— GIVEN PROBLEM —
Pictures do not belong in the copy, so please give every entry below again exactly.

** Start of DATA TO PROCESS **

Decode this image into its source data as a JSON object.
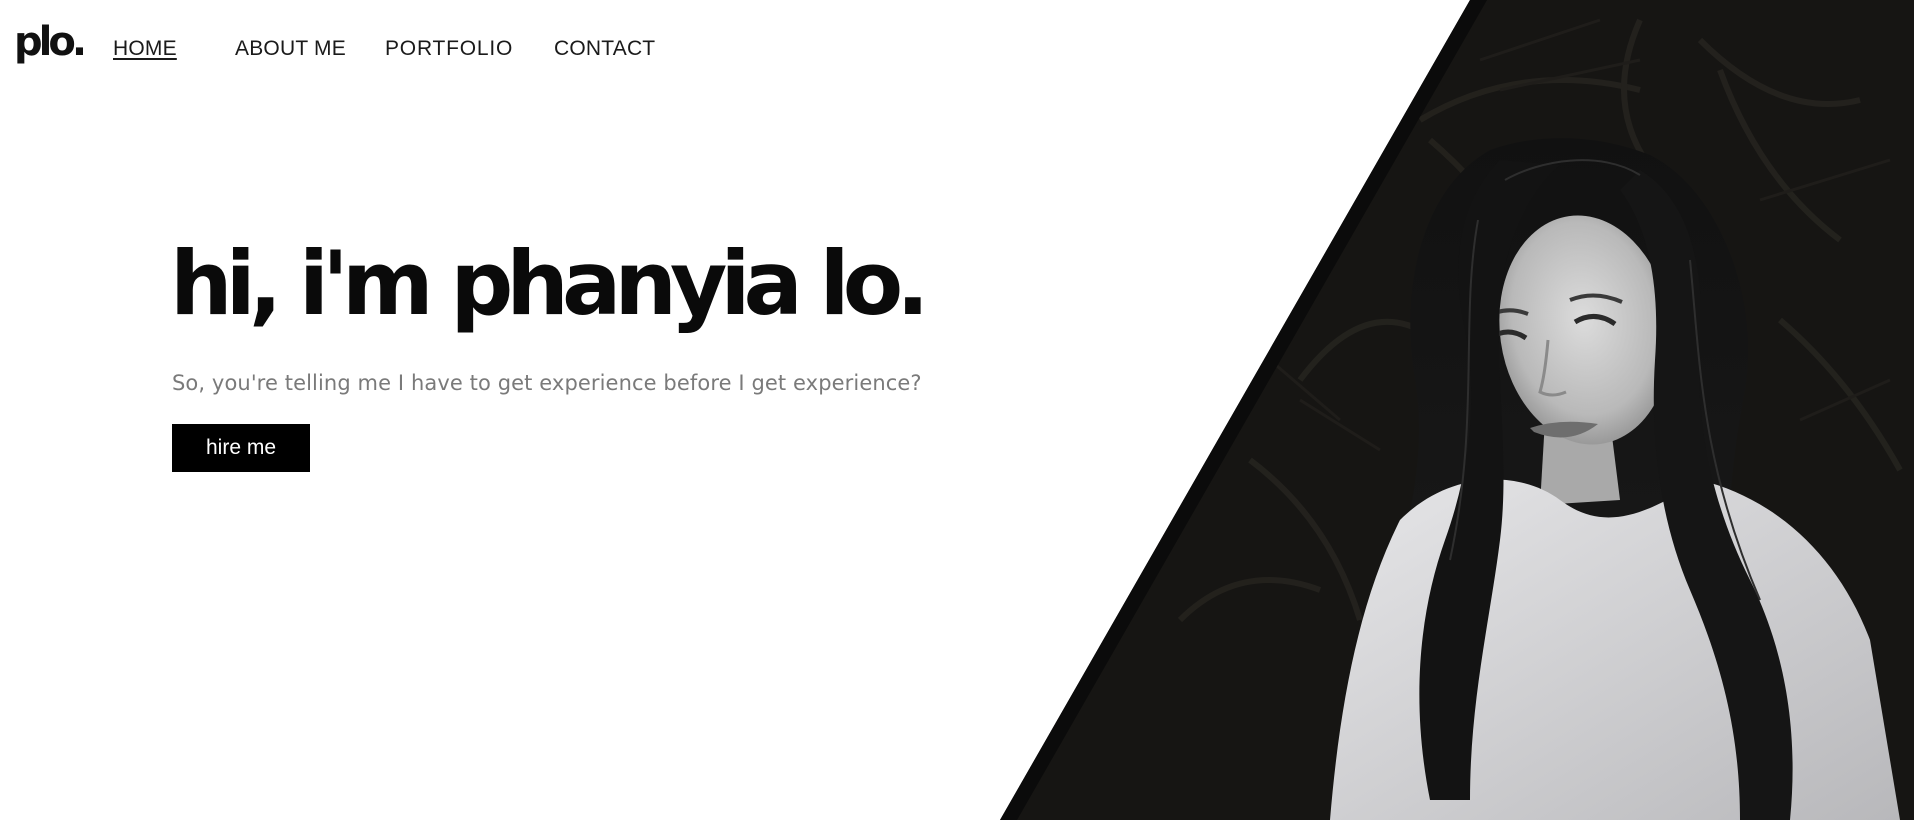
{
  "site": {
    "logo": "plo."
  },
  "nav": {
    "items": [
      {
        "label": "HOME",
        "active": true
      },
      {
        "label": "ABOUT ME",
        "active": false
      },
      {
        "label": "PORTFOLIO",
        "active": false
      },
      {
        "label": "CONTACT",
        "active": false
      }
    ]
  },
  "hero": {
    "title": "hi, i'm phanyia lo.",
    "tagline": "So, you're telling me I have to get experience before I get experience?",
    "cta_label": "hire me"
  },
  "photo": {
    "subject": "portrait-photo",
    "style": "black-and-white",
    "background_color": "#161513",
    "accent_stripe_color": "#0b0b0b"
  }
}
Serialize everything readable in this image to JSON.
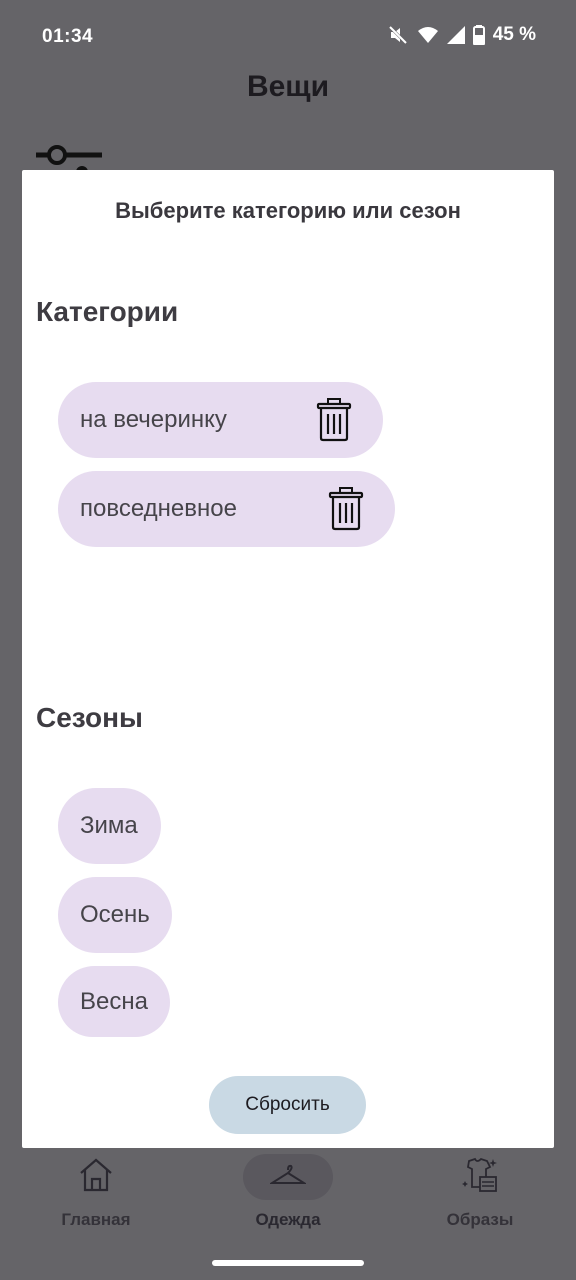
{
  "status_bar": {
    "time": "01:34",
    "battery": "45 %",
    "icons": [
      "mute-icon",
      "wifi-icon",
      "signal-icon",
      "battery-icon"
    ]
  },
  "app": {
    "title": "Вещи",
    "filter_icon": "filter-sliders-icon"
  },
  "dialog": {
    "title": "Выберите категорию или сезон",
    "categories_heading": "Категории",
    "categories": [
      {
        "label": "на вечеринку",
        "icon": "trash-icon"
      },
      {
        "label": "повседневное",
        "icon": "trash-icon"
      }
    ],
    "seasons_heading": "Сезоны",
    "seasons": [
      {
        "label": "Зима"
      },
      {
        "label": "Осень"
      },
      {
        "label": "Весна"
      }
    ],
    "reset_label": "Сбросить"
  },
  "bottom_nav": {
    "items": [
      {
        "label": "Главная",
        "icon": "home-icon"
      },
      {
        "label": "Одежда",
        "icon": "hanger-icon",
        "active": true
      },
      {
        "label": "Образы",
        "icon": "outfits-icon"
      }
    ]
  },
  "colors": {
    "scrim_background": "#656468",
    "chip": "#e7dcf0",
    "reset_button": "#c9d9e4",
    "dialog": "#ffffff"
  }
}
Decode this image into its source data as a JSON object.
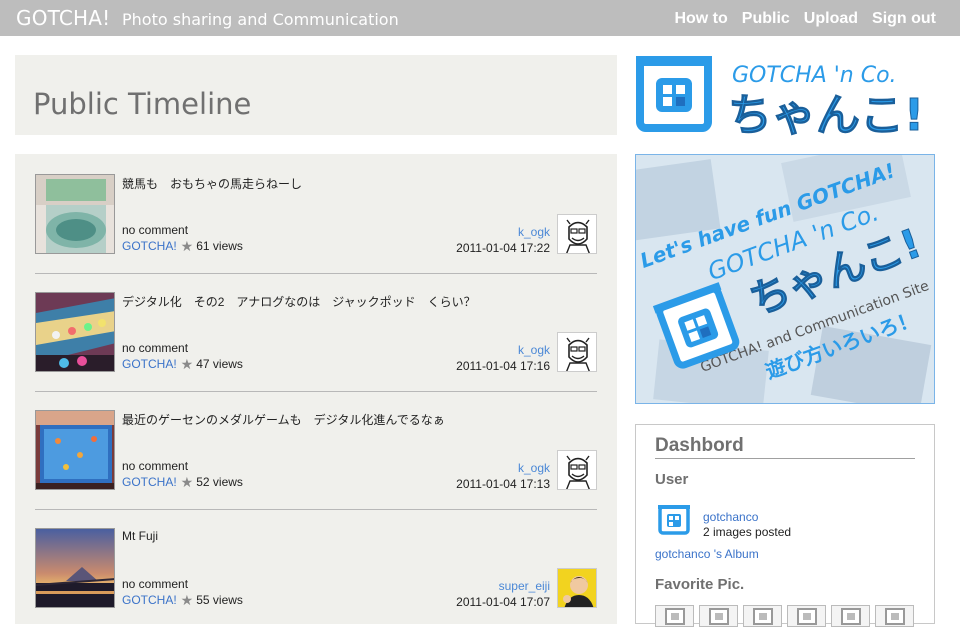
{
  "header": {
    "brand": "GOTCHA!",
    "subtitle": "Photo sharing and Communication",
    "nav": [
      "How to",
      "Public",
      "Upload",
      "Sign out"
    ]
  },
  "page_title": "Public Timeline",
  "timeline": [
    {
      "caption": "競馬も　おもちゃの馬走らねーし",
      "comments": "no comment",
      "tag": "GOTCHA!",
      "views": "61 views",
      "user": "k_ogk",
      "time": "2011-01-04 17:22"
    },
    {
      "caption": "デジタル化　その2　アナログなのは　ジャックポッド　くらい？",
      "comments": "no comment",
      "tag": "GOTCHA!",
      "views": "47 views",
      "user": "k_ogk",
      "time": "2011-01-04 17:16"
    },
    {
      "caption": "最近のゲーセンのメダルゲームも　デジタル化進んでるなぁ",
      "comments": "no comment",
      "tag": "GOTCHA!",
      "views": "52 views",
      "user": "k_ogk",
      "time": "2011-01-04 17:13"
    },
    {
      "caption": "Mt Fuji",
      "comments": "no comment",
      "tag": "GOTCHA!",
      "views": "55 views",
      "user": "super_eiji",
      "time": "2011-01-04 17:07"
    }
  ],
  "logo": {
    "top": "GOTCHA 'n Co.",
    "main": "ちゃんこ!"
  },
  "banner": {
    "line1": "Let's have fun GOTCHA!",
    "line2": "GOTCHA 'n Co.",
    "line3": "ちゃんこ!",
    "line4": "GOTCHA! and Communication Site",
    "line5": "遊び方いろいろ！"
  },
  "dashboard": {
    "title": "Dashbord",
    "user_heading": "User",
    "user_name": "gotchanco",
    "images_posted": "2 images posted",
    "album_link": "gotchanco 's Album",
    "favorite_heading": "Favorite Pic."
  },
  "colors": {
    "topbar": "#bdbdbd",
    "panel": "#f0f0ec",
    "link": "#3b73c9",
    "brand_blue": "#2b9be8"
  }
}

** End of DATA TO PROCESS **

— COMPLETE OUTPUT —
Decode this image into its source data as a JSON object.
{
  "site": {
    "logo": "plo."
  },
  "nav": {
    "items": [
      {
        "label": "HOME",
        "active": true
      },
      {
        "label": "ABOUT ME",
        "active": false
      },
      {
        "label": "PORTFOLIO",
        "active": false
      },
      {
        "label": "CONTACT",
        "active": false
      }
    ]
  },
  "hero": {
    "title": "hi, i'm phanyia lo.",
    "tagline": "So, you're telling me I have to get experience before I get experience?",
    "cta_label": "hire me"
  },
  "photo": {
    "subject": "portrait-photo",
    "style": "black-and-white",
    "background_color": "#161513",
    "accent_stripe_color": "#0b0b0b"
  }
}
Serialize everything readable in this image to JSON.
{
  "status_bar": {
    "time": "01:34",
    "battery": "45 %",
    "icons": [
      "mute-icon",
      "wifi-icon",
      "signal-icon",
      "battery-icon"
    ]
  },
  "app": {
    "title": "Вещи",
    "filter_icon": "filter-sliders-icon"
  },
  "dialog": {
    "title": "Выберите категорию или сезон",
    "categories_heading": "Категории",
    "categories": [
      {
        "label": "на вечеринку",
        "icon": "trash-icon"
      },
      {
        "label": "повседневное",
        "icon": "trash-icon"
      }
    ],
    "seasons_heading": "Сезоны",
    "seasons": [
      {
        "label": "Зима"
      },
      {
        "label": "Осень"
      },
      {
        "label": "Весна"
      }
    ],
    "reset_label": "Сбросить"
  },
  "bottom_nav": {
    "items": [
      {
        "label": "Главная",
        "icon": "home-icon"
      },
      {
        "label": "Одежда",
        "icon": "hanger-icon",
        "active": true
      },
      {
        "label": "Образы",
        "icon": "outfits-icon"
      }
    ]
  },
  "colors": {
    "scrim_background": "#656468",
    "chip": "#e7dcf0",
    "reset_button": "#c9d9e4",
    "dialog": "#ffffff"
  }
}
Decode this image into its source data as a JSON object.
{
  "header": {
    "brand": "GOTCHA!",
    "subtitle": "Photo sharing and Communication",
    "nav": [
      "How to",
      "Public",
      "Upload",
      "Sign out"
    ]
  },
  "page_title": "Public Timeline",
  "timeline": [
    {
      "caption": "競馬も　おもちゃの馬走らねーし",
      "comments": "no comment",
      "tag": "GOTCHA!",
      "views": "61 views",
      "user": "k_ogk",
      "time": "2011-01-04 17:22"
    },
    {
      "caption": "デジタル化　その2　アナログなのは　ジャックポッド　くらい？",
      "comments": "no comment",
      "tag": "GOTCHA!",
      "views": "47 views",
      "user": "k_ogk",
      "time": "2011-01-04 17:16"
    },
    {
      "caption": "最近のゲーセンのメダルゲームも　デジタル化進んでるなぁ",
      "comments": "no comment",
      "tag": "GOTCHA!",
      "views": "52 views",
      "user": "k_ogk",
      "time": "2011-01-04 17:13"
    },
    {
      "caption": "Mt Fuji",
      "comments": "no comment",
      "tag": "GOTCHA!",
      "views": "55 views",
      "user": "super_eiji",
      "time": "2011-01-04 17:07"
    }
  ],
  "logo": {
    "top": "GOTCHA 'n Co.",
    "main": "ちゃんこ!"
  },
  "banner": {
    "line1": "Let's have fun GOTCHA!",
    "line2": "GOTCHA 'n Co.",
    "line3": "ちゃんこ!",
    "line4": "GOTCHA! and Communication Site",
    "line5": "遊び方いろいろ！"
  },
  "dashboard": {
    "title": "Dashbord",
    "user_heading": "User",
    "user_name": "gotchanco",
    "images_posted": "2 images posted",
    "album_link": "gotchanco 's Album",
    "favorite_heading": "Favorite Pic."
  },
  "colors": {
    "topbar": "#bdbdbd",
    "panel": "#f0f0ec",
    "link": "#3b73c9",
    "brand_blue": "#2b9be8"
  }
}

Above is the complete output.